• [EXERCISE TASK]:
Reproduce exactly the lines from the line containing "Extract all readable text from this page." through the end of the records below, including both ends, and nothing else.

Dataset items
========

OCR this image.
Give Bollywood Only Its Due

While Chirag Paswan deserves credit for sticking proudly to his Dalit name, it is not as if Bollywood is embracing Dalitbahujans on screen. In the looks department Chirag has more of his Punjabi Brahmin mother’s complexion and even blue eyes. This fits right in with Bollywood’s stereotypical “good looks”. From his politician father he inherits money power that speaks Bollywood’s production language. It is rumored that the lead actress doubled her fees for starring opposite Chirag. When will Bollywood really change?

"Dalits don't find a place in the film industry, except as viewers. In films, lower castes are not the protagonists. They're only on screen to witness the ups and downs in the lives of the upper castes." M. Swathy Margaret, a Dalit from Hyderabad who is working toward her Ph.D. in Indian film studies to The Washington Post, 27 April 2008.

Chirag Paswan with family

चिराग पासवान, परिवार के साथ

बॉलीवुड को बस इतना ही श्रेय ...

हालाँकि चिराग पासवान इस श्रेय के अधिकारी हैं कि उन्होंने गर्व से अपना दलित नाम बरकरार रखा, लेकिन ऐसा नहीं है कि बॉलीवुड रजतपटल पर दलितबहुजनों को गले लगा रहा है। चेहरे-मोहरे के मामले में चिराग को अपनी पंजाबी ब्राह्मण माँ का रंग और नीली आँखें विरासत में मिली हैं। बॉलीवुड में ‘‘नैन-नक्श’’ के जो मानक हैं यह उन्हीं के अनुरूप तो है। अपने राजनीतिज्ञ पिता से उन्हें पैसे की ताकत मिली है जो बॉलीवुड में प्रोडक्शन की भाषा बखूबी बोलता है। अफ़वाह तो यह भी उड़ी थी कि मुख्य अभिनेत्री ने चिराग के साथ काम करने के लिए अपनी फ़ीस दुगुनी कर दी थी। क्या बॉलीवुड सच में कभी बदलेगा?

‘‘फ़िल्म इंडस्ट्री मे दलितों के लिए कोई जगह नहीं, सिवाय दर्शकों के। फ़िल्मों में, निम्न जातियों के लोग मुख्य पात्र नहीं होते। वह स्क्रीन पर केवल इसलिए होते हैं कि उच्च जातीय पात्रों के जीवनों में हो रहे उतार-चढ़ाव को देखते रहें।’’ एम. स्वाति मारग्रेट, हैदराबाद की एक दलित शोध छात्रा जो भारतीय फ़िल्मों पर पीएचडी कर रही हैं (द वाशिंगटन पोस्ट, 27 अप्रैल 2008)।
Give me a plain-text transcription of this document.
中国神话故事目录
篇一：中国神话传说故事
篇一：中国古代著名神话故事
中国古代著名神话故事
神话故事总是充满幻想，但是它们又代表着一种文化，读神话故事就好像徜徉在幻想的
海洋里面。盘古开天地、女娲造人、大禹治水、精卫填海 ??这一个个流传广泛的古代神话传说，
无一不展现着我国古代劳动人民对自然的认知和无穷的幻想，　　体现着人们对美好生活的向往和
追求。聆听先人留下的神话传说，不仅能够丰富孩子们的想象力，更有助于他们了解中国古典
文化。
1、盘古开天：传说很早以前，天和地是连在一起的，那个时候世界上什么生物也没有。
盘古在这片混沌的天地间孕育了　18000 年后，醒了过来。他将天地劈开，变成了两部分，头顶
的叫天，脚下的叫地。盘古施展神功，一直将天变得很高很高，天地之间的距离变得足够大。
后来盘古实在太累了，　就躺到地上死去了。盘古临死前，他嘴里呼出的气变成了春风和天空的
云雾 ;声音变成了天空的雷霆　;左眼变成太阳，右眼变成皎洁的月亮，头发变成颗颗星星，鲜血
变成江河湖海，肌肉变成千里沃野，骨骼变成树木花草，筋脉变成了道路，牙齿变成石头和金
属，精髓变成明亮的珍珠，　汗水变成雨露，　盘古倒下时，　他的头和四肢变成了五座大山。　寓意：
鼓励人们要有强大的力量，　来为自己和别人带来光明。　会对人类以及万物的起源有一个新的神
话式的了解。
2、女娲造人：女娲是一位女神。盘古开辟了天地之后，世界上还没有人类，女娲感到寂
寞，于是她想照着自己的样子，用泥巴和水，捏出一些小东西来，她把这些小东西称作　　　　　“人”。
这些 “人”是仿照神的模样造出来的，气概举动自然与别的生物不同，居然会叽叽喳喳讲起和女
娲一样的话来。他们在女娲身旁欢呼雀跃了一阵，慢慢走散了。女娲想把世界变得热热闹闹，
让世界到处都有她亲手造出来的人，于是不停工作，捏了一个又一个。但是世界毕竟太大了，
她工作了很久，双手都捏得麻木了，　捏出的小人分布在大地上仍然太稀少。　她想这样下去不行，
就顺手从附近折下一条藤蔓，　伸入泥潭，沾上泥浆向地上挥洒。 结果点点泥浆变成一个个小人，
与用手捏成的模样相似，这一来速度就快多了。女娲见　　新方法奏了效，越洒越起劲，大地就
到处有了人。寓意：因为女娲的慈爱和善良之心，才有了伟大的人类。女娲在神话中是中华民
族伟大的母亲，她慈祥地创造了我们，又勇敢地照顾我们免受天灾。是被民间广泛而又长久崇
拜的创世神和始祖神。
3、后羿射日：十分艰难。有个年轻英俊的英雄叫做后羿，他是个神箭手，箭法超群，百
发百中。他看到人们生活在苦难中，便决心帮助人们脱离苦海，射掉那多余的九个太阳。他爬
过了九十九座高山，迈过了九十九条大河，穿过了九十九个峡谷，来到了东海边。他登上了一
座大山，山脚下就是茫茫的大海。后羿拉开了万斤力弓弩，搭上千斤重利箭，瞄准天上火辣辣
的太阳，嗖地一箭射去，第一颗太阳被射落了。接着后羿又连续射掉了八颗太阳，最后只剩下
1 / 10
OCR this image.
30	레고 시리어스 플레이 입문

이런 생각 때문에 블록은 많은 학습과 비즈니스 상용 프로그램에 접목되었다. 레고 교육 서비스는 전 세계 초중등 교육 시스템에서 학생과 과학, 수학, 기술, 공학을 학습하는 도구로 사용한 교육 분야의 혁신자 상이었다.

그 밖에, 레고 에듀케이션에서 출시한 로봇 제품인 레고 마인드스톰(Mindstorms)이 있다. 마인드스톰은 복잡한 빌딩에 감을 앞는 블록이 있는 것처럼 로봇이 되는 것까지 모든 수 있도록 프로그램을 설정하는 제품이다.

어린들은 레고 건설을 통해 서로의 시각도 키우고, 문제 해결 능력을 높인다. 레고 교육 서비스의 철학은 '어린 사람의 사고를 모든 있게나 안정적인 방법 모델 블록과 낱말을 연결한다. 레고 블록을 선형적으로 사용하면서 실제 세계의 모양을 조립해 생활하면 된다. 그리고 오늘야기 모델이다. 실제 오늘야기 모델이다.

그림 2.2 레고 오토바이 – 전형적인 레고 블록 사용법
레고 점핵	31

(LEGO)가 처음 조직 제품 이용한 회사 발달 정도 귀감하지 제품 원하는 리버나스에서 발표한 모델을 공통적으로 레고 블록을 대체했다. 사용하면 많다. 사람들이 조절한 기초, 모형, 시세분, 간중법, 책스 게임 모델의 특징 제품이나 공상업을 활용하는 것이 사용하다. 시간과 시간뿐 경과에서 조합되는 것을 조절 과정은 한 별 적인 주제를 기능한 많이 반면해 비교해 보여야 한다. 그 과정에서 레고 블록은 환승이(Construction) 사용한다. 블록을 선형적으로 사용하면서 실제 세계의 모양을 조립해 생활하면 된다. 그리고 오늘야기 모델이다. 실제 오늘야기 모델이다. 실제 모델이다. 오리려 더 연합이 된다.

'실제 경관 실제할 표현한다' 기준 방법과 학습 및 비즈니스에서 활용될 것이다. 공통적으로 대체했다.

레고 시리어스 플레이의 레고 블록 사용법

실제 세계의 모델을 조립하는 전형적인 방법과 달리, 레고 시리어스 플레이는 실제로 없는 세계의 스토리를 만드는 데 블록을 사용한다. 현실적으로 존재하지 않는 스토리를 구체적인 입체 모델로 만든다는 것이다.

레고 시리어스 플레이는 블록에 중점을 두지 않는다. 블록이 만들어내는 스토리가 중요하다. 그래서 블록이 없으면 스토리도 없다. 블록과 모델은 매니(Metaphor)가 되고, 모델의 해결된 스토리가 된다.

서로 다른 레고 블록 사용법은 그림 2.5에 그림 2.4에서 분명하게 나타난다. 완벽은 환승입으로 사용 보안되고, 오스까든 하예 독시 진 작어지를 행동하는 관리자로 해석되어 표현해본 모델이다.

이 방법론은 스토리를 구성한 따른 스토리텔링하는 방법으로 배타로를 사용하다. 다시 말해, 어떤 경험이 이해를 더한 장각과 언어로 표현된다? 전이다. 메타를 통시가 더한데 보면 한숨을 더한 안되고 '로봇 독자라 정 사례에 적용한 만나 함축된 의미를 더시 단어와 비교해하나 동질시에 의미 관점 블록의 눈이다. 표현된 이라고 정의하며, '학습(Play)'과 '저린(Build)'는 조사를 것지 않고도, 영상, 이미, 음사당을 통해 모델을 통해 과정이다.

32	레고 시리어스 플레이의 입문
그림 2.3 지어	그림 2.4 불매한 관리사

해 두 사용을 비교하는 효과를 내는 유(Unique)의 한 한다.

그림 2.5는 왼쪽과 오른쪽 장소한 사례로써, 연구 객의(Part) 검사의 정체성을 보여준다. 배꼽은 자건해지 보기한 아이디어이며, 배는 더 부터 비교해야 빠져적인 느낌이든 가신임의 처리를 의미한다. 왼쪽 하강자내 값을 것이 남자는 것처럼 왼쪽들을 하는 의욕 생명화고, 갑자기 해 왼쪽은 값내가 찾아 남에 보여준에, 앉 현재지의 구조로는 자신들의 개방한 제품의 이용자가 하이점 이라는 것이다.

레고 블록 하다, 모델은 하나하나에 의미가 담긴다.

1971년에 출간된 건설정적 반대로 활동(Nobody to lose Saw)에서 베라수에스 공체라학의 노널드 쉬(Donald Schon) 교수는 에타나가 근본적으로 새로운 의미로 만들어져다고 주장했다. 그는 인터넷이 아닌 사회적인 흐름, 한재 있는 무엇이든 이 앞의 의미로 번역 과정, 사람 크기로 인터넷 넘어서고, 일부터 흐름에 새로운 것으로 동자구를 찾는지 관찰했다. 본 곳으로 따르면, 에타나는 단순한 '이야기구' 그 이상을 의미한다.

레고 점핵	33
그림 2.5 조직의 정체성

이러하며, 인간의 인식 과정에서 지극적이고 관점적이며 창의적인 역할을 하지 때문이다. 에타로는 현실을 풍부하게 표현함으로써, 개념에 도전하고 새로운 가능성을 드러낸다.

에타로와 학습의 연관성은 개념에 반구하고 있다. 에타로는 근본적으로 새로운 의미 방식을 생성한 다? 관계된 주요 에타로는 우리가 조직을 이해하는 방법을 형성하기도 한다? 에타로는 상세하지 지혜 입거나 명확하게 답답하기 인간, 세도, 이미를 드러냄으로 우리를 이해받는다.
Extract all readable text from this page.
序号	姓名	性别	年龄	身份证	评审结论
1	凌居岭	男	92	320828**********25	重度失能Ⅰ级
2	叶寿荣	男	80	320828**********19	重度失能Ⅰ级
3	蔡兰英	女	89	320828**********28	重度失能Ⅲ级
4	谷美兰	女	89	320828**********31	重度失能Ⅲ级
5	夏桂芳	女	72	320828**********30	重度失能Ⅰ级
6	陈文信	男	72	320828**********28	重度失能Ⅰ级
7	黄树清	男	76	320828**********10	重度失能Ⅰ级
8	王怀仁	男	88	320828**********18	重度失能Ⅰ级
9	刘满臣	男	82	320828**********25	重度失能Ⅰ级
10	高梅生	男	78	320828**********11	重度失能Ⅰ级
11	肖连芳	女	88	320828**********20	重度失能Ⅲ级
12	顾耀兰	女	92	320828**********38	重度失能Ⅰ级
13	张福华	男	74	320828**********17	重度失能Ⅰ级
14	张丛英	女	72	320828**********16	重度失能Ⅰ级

========

• [FULL SOLUTION]:
Extract all readable text from this page.
序号	姓名	性别	年龄	身份证	评审结论
1	凌居岭	男	92	320828**********25	重度失能Ⅰ级
2	叶寿荣	男	80	320828**********19	重度失能Ⅰ级
3	蔡兰英	女	89	320828**********28	重度失能Ⅲ级
4	谷美兰	女	89	320828**********31	重度失能Ⅲ级
5	夏桂芳	女	72	320828**********30	重度失能Ⅰ级
6	陈文信	男	72	320828**********28	重度失能Ⅰ级
7	黄树清	男	76	320828**********10	重度失能Ⅰ级
8	王怀仁	男	88	320828**********18	重度失能Ⅰ级
9	刘满臣	男	82	320828**********25	重度失能Ⅰ级
10	高梅生	男	78	320828**********11	重度失能Ⅰ级
11	肖连芳	女	88	320828**********20	重度失能Ⅲ级
12	顾耀兰	女	92	320828**********38	重度失能Ⅰ级
13	张福华	男	74	320828**********17	重度失能Ⅰ级
14	张丛英	女	72	320828**********16	重度失能Ⅰ级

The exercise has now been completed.